Write the entries below out again exactly; any picture in them stays out.
====
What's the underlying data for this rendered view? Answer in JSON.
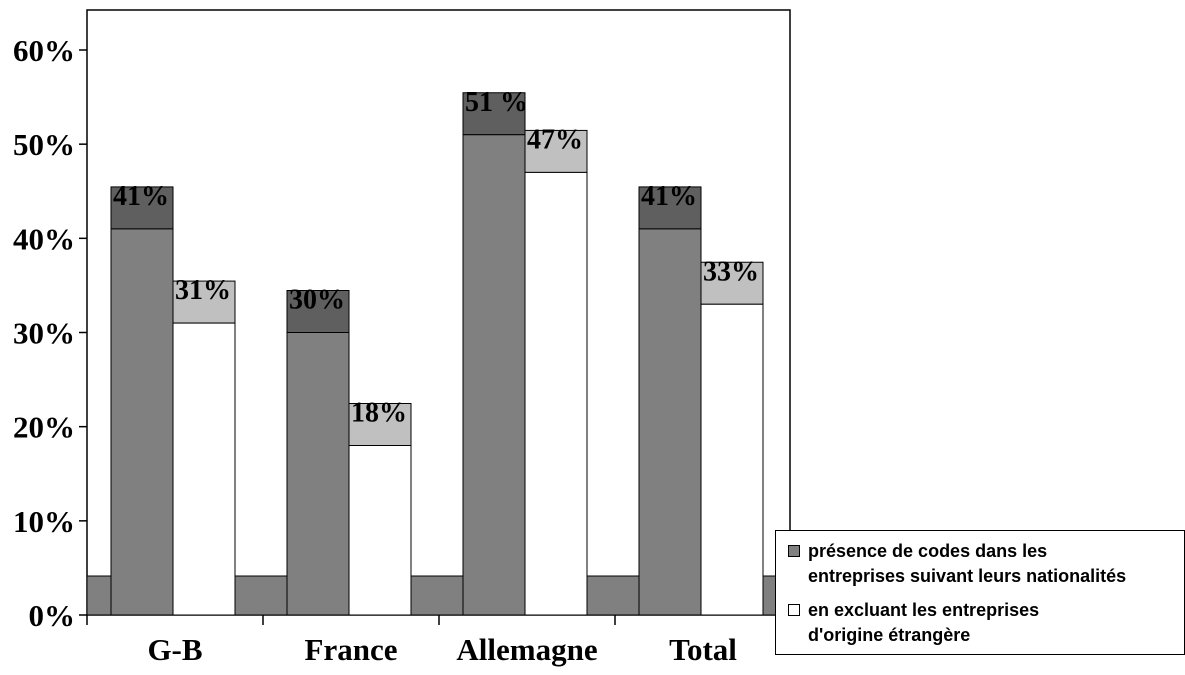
{
  "chart_data": {
    "type": "bar",
    "categories": [
      "G-B",
      "France",
      "Allemagne",
      "Total"
    ],
    "y_ticks": [
      "0%",
      "10%",
      "20%",
      "30%",
      "40%",
      "50%",
      "60%"
    ],
    "ylim": [
      0,
      60
    ],
    "series": [
      {
        "name": "présence de codes dans les entreprises suivant leurs nationalités",
        "values": [
          41,
          30,
          51,
          41
        ],
        "labels": [
          "41%",
          "30%",
          "51 %",
          "41%"
        ],
        "color": "#808080",
        "cap_color": "#5f5f5f"
      },
      {
        "name": "en excluant les entreprises d'origine étrangère",
        "values": [
          31,
          18,
          47,
          33
        ],
        "labels": [
          "31%",
          "18%",
          "47%",
          "33%"
        ],
        "color": "#ffffff",
        "cap_color": "#c0c0c0"
      }
    ],
    "floor_color": "#808080",
    "grid": false,
    "legend_position": "bottom-right"
  },
  "legend": {
    "item1": "présence de codes dans les\nentreprises suivant leurs nationalités",
    "item2": "en excluant les entreprises\nd'origine étrangère"
  }
}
====
▶ _Result_:
What's the underlying data for this rendered view? Answer in JSON.
{
  "chart_data": {
    "type": "bar",
    "categories": [
      "G-B",
      "France",
      "Allemagne",
      "Total"
    ],
    "y_ticks": [
      "0%",
      "10%",
      "20%",
      "30%",
      "40%",
      "50%",
      "60%"
    ],
    "ylim": [
      0,
      60
    ],
    "series": [
      {
        "name": "présence de codes dans les entreprises suivant leurs nationalités",
        "values": [
          41,
          30,
          51,
          41
        ],
        "labels": [
          "41%",
          "30%",
          "51 %",
          "41%"
        ],
        "color": "#808080",
        "cap_color": "#5f5f5f"
      },
      {
        "name": "en excluant les entreprises d'origine étrangère",
        "values": [
          31,
          18,
          47,
          33
        ],
        "labels": [
          "31%",
          "18%",
          "47%",
          "33%"
        ],
        "color": "#ffffff",
        "cap_color": "#c0c0c0"
      }
    ],
    "floor_color": "#808080",
    "grid": false,
    "legend_position": "bottom-right"
  },
  "legend": {
    "item1": "présence de codes dans les\nentreprises suivant leurs nationalités",
    "item2": "en excluant les entreprises\nd'origine étrangère"
  }
}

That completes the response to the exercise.